[GIVEN RECORDS start]

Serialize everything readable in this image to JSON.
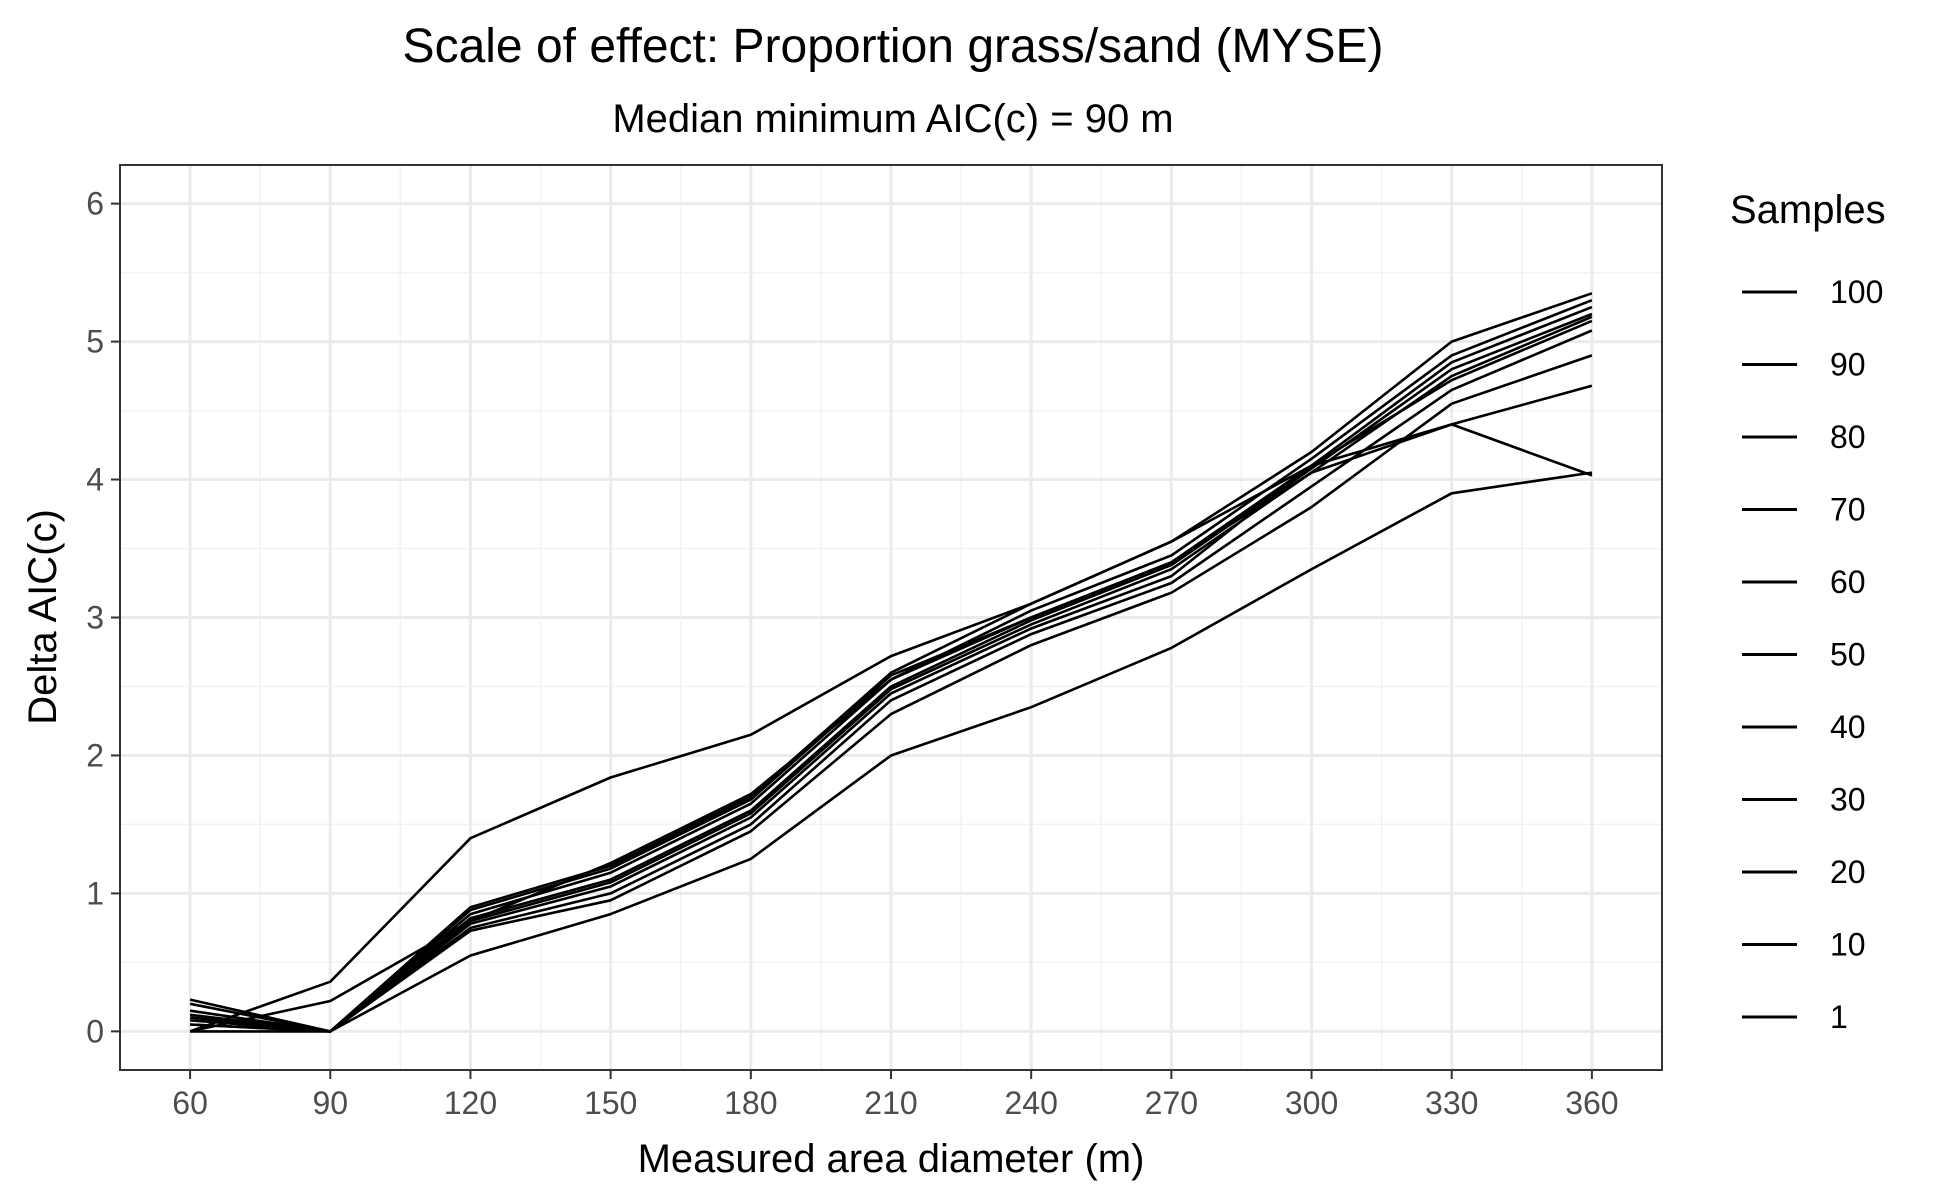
{
  "chart_data": {
    "type": "line",
    "title": "Scale of effect: Proportion grass/sand (MYSE)",
    "subtitle": "Median minimum AIC(c) = 90 m",
    "xlabel": "Measured area diameter (m)",
    "ylabel": "Delta AIC(c)",
    "x": [
      60,
      90,
      120,
      150,
      180,
      210,
      240,
      270,
      300,
      330,
      360
    ],
    "xlim": [
      45,
      375
    ],
    "ylim": [
      -0.28,
      6.28
    ],
    "x_ticks": [
      "60",
      "90",
      "120",
      "150",
      "180",
      "210",
      "240",
      "270",
      "300",
      "330",
      "360"
    ],
    "y_ticks": [
      "0",
      "1",
      "2",
      "3",
      "4",
      "5",
      "6"
    ],
    "grid": true,
    "legend_title": "Samples",
    "legend_position": "right",
    "line_color": "#000000",
    "series": [
      {
        "name": "100",
        "values": [
          0.1,
          0.0,
          0.9,
          1.2,
          1.7,
          2.6,
          3.1,
          3.55,
          4.2,
          5.0,
          5.35
        ]
      },
      {
        "name": "90",
        "values": [
          0.05,
          0.0,
          0.85,
          1.15,
          1.65,
          2.55,
          3.05,
          3.45,
          4.15,
          4.9,
          5.3
        ]
      },
      {
        "name": "80",
        "values": [
          0.12,
          0.0,
          0.88,
          1.18,
          1.68,
          2.58,
          3.0,
          3.4,
          4.1,
          4.85,
          5.25
        ]
      },
      {
        "name": "70",
        "values": [
          0.08,
          0.0,
          0.82,
          1.1,
          1.6,
          2.5,
          2.98,
          3.38,
          4.08,
          4.8,
          5.2
        ]
      },
      {
        "name": "60",
        "values": [
          0.15,
          0.0,
          0.8,
          1.08,
          1.58,
          2.48,
          2.95,
          3.35,
          4.05,
          4.75,
          5.18
        ]
      },
      {
        "name": "50",
        "values": [
          0.0,
          0.0,
          0.78,
          1.05,
          1.55,
          2.45,
          2.92,
          3.3,
          4.1,
          4.72,
          5.15
        ]
      },
      {
        "name": "40",
        "values": [
          0.2,
          0.0,
          0.75,
          1.0,
          1.5,
          2.4,
          2.88,
          3.25,
          3.95,
          4.65,
          5.08
        ]
      },
      {
        "name": "30",
        "values": [
          0.05,
          0.0,
          0.73,
          0.95,
          1.45,
          2.3,
          2.8,
          3.18,
          3.8,
          4.55,
          4.9
        ]
      },
      {
        "name": "20",
        "values": [
          0.23,
          0.0,
          0.55,
          0.85,
          1.25,
          2.0,
          2.35,
          2.78,
          3.35,
          3.9,
          4.05
        ]
      },
      {
        "name": "10",
        "values": [
          0.0,
          0.22,
          0.8,
          1.22,
          1.72,
          2.55,
          3.0,
          3.4,
          4.05,
          4.4,
          4.68
        ]
      },
      {
        "name": "1",
        "values": [
          0.0,
          0.36,
          1.4,
          1.84,
          2.15,
          2.72,
          3.1,
          3.55,
          4.1,
          4.4,
          4.03
        ]
      }
    ]
  }
}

[GIVEN RECORDS end]

THE TASK
Print each line of the material above exactly, with the pictures removed from your copy.

RESULT OF THE TASK
Serialize everything readable in this image to JSON.
{
  "chart_data": {
    "type": "line",
    "title": "Scale of effect: Proportion grass/sand (MYSE)",
    "subtitle": "Median minimum AIC(c) = 90 m",
    "xlabel": "Measured area diameter (m)",
    "ylabel": "Delta AIC(c)",
    "x": [
      60,
      90,
      120,
      150,
      180,
      210,
      240,
      270,
      300,
      330,
      360
    ],
    "xlim": [
      45,
      375
    ],
    "ylim": [
      -0.28,
      6.28
    ],
    "x_ticks": [
      "60",
      "90",
      "120",
      "150",
      "180",
      "210",
      "240",
      "270",
      "300",
      "330",
      "360"
    ],
    "y_ticks": [
      "0",
      "1",
      "2",
      "3",
      "4",
      "5",
      "6"
    ],
    "grid": true,
    "legend_title": "Samples",
    "legend_position": "right",
    "line_color": "#000000",
    "series": [
      {
        "name": "100",
        "values": [
          0.1,
          0.0,
          0.9,
          1.2,
          1.7,
          2.6,
          3.1,
          3.55,
          4.2,
          5.0,
          5.35
        ]
      },
      {
        "name": "90",
        "values": [
          0.05,
          0.0,
          0.85,
          1.15,
          1.65,
          2.55,
          3.05,
          3.45,
          4.15,
          4.9,
          5.3
        ]
      },
      {
        "name": "80",
        "values": [
          0.12,
          0.0,
          0.88,
          1.18,
          1.68,
          2.58,
          3.0,
          3.4,
          4.1,
          4.85,
          5.25
        ]
      },
      {
        "name": "70",
        "values": [
          0.08,
          0.0,
          0.82,
          1.1,
          1.6,
          2.5,
          2.98,
          3.38,
          4.08,
          4.8,
          5.2
        ]
      },
      {
        "name": "60",
        "values": [
          0.15,
          0.0,
          0.8,
          1.08,
          1.58,
          2.48,
          2.95,
          3.35,
          4.05,
          4.75,
          5.18
        ]
      },
      {
        "name": "50",
        "values": [
          0.0,
          0.0,
          0.78,
          1.05,
          1.55,
          2.45,
          2.92,
          3.3,
          4.1,
          4.72,
          5.15
        ]
      },
      {
        "name": "40",
        "values": [
          0.2,
          0.0,
          0.75,
          1.0,
          1.5,
          2.4,
          2.88,
          3.25,
          3.95,
          4.65,
          5.08
        ]
      },
      {
        "name": "30",
        "values": [
          0.05,
          0.0,
          0.73,
          0.95,
          1.45,
          2.3,
          2.8,
          3.18,
          3.8,
          4.55,
          4.9
        ]
      },
      {
        "name": "20",
        "values": [
          0.23,
          0.0,
          0.55,
          0.85,
          1.25,
          2.0,
          2.35,
          2.78,
          3.35,
          3.9,
          4.05
        ]
      },
      {
        "name": "10",
        "values": [
          0.0,
          0.22,
          0.8,
          1.22,
          1.72,
          2.55,
          3.0,
          3.4,
          4.05,
          4.4,
          4.68
        ]
      },
      {
        "name": "1",
        "values": [
          0.0,
          0.36,
          1.4,
          1.84,
          2.15,
          2.72,
          3.1,
          3.55,
          4.1,
          4.4,
          4.03
        ]
      }
    ]
  }
}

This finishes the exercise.